INSTRUCTIONS FOR THE TASK:
Each record below is to be copied word for word, with pictures removed.

+++

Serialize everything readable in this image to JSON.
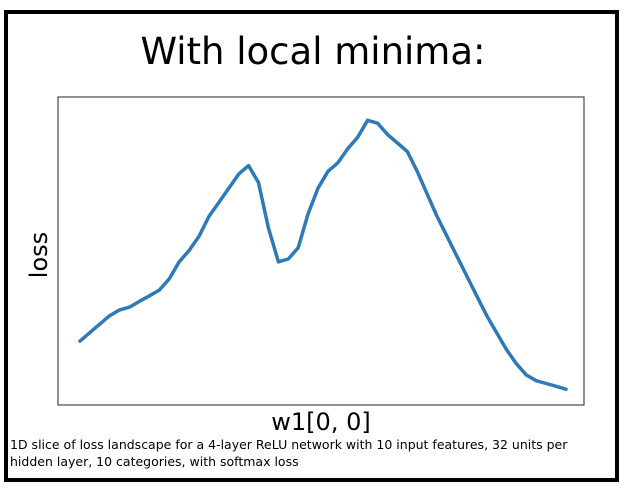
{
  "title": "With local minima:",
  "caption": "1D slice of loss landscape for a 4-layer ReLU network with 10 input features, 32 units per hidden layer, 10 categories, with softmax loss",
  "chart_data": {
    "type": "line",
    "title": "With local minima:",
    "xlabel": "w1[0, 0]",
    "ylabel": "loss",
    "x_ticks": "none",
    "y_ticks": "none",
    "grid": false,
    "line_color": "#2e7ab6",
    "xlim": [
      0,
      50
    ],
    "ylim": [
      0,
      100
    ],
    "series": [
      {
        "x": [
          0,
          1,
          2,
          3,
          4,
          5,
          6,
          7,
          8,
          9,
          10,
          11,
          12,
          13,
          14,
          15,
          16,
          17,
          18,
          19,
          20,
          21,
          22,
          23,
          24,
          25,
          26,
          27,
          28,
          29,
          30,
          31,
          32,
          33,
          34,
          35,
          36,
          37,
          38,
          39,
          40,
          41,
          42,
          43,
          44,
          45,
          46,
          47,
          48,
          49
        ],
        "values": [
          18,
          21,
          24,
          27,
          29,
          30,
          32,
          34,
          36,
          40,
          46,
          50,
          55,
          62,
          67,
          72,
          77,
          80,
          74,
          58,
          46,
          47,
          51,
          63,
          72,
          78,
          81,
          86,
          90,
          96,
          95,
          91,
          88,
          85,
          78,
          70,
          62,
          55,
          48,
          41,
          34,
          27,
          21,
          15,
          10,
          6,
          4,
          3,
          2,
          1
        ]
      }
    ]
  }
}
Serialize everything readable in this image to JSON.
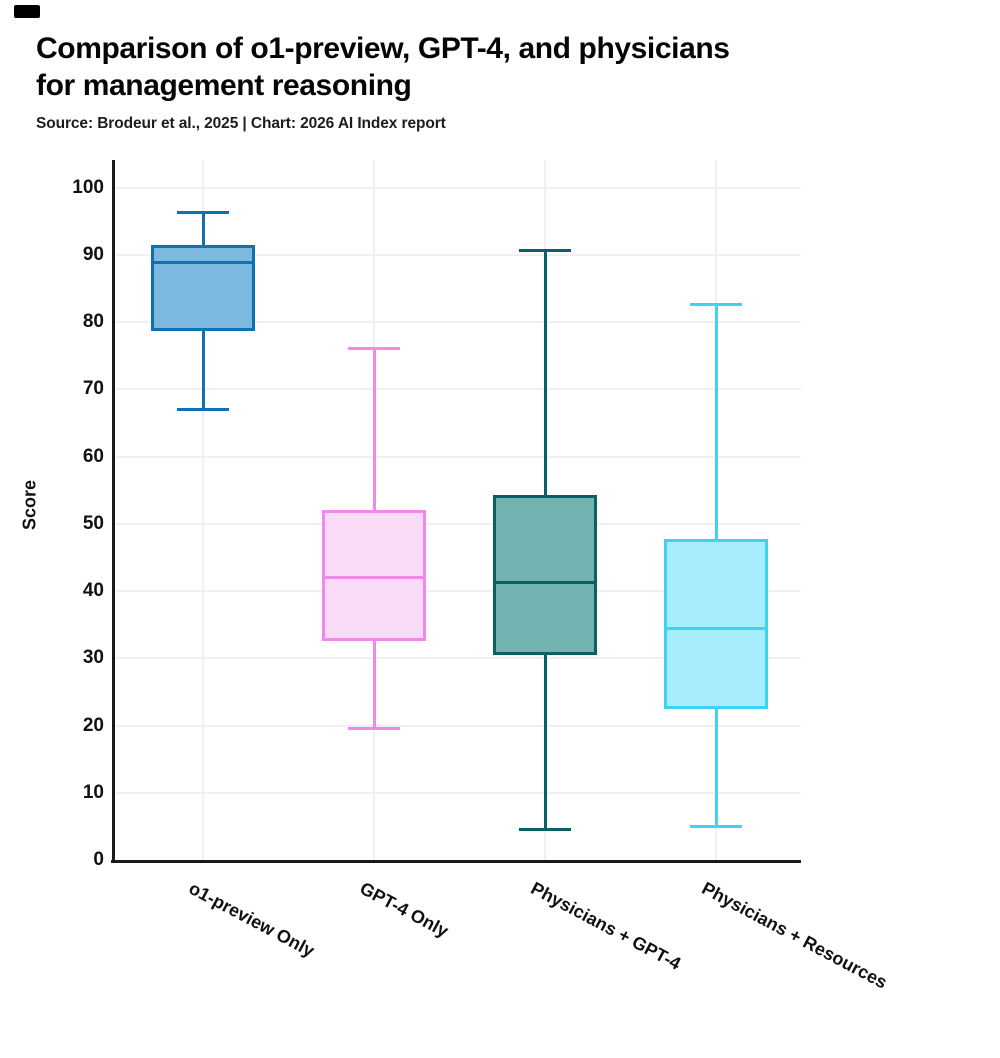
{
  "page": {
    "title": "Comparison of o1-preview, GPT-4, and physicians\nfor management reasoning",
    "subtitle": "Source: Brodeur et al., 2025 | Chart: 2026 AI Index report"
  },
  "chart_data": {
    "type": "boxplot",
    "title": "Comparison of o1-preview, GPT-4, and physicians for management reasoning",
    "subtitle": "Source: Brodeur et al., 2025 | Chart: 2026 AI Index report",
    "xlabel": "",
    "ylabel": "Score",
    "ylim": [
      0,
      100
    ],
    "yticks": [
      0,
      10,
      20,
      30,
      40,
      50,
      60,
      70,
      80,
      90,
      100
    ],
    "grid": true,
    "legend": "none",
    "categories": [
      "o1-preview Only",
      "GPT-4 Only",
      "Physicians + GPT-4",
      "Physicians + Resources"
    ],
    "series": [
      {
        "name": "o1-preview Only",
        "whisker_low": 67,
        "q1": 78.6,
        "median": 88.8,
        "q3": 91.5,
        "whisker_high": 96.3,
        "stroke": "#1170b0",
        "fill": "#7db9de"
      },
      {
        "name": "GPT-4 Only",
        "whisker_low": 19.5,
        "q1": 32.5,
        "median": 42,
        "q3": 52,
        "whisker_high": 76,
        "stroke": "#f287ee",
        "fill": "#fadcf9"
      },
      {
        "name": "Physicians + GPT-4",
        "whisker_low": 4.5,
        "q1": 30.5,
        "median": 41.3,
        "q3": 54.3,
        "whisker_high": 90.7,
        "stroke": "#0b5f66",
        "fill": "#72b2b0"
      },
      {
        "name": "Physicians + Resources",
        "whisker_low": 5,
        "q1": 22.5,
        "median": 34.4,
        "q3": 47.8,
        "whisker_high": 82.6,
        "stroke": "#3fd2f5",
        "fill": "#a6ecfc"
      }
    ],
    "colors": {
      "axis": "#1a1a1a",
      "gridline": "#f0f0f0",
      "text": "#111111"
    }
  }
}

+++

TASK RESULT:
Serialize everything readable in this image to JSON.
{
  "title": "With local minima:",
  "caption": "1D slice of loss landscape for a 4-layer ReLU network with 10 input features, 32 units per hidden layer, 10 categories, with softmax loss",
  "chart_data": {
    "type": "line",
    "title": "With local minima:",
    "xlabel": "w1[0, 0]",
    "ylabel": "loss",
    "x_ticks": "none",
    "y_ticks": "none",
    "grid": false,
    "line_color": "#2e7ab6",
    "xlim": [
      0,
      50
    ],
    "ylim": [
      0,
      100
    ],
    "series": [
      {
        "x": [
          0,
          1,
          2,
          3,
          4,
          5,
          6,
          7,
          8,
          9,
          10,
          11,
          12,
          13,
          14,
          15,
          16,
          17,
          18,
          19,
          20,
          21,
          22,
          23,
          24,
          25,
          26,
          27,
          28,
          29,
          30,
          31,
          32,
          33,
          34,
          35,
          36,
          37,
          38,
          39,
          40,
          41,
          42,
          43,
          44,
          45,
          46,
          47,
          48,
          49
        ],
        "values": [
          18,
          21,
          24,
          27,
          29,
          30,
          32,
          34,
          36,
          40,
          46,
          50,
          55,
          62,
          67,
          72,
          77,
          80,
          74,
          58,
          46,
          47,
          51,
          63,
          72,
          78,
          81,
          86,
          90,
          96,
          95,
          91,
          88,
          85,
          78,
          70,
          62,
          55,
          48,
          41,
          34,
          27,
          21,
          15,
          10,
          6,
          4,
          3,
          2,
          1
        ]
      }
    ]
  }
}
Serialize everything readable in this image to JSON.
{
  "page": {
    "title": "Comparison of o1-preview, GPT-4, and physicians\nfor management reasoning",
    "subtitle": "Source: Brodeur et al., 2025 | Chart: 2026 AI Index report"
  },
  "chart_data": {
    "type": "boxplot",
    "title": "Comparison of o1-preview, GPT-4, and physicians for management reasoning",
    "subtitle": "Source: Brodeur et al., 2025 | Chart: 2026 AI Index report",
    "xlabel": "",
    "ylabel": "Score",
    "ylim": [
      0,
      100
    ],
    "yticks": [
      0,
      10,
      20,
      30,
      40,
      50,
      60,
      70,
      80,
      90,
      100
    ],
    "grid": true,
    "legend": "none",
    "categories": [
      "o1-preview Only",
      "GPT-4 Only",
      "Physicians + GPT-4",
      "Physicians + Resources"
    ],
    "series": [
      {
        "name": "o1-preview Only",
        "whisker_low": 67,
        "q1": 78.6,
        "median": 88.8,
        "q3": 91.5,
        "whisker_high": 96.3,
        "stroke": "#1170b0",
        "fill": "#7db9de"
      },
      {
        "name": "GPT-4 Only",
        "whisker_low": 19.5,
        "q1": 32.5,
        "median": 42,
        "q3": 52,
        "whisker_high": 76,
        "stroke": "#f287ee",
        "fill": "#fadcf9"
      },
      {
        "name": "Physicians + GPT-4",
        "whisker_low": 4.5,
        "q1": 30.5,
        "median": 41.3,
        "q3": 54.3,
        "whisker_high": 90.7,
        "stroke": "#0b5f66",
        "fill": "#72b2b0"
      },
      {
        "name": "Physicians + Resources",
        "whisker_low": 5,
        "q1": 22.5,
        "median": 34.4,
        "q3": 47.8,
        "whisker_high": 82.6,
        "stroke": "#3fd2f5",
        "fill": "#a6ecfc"
      }
    ],
    "colors": {
      "axis": "#1a1a1a",
      "gridline": "#f0f0f0",
      "text": "#111111"
    }
  }
}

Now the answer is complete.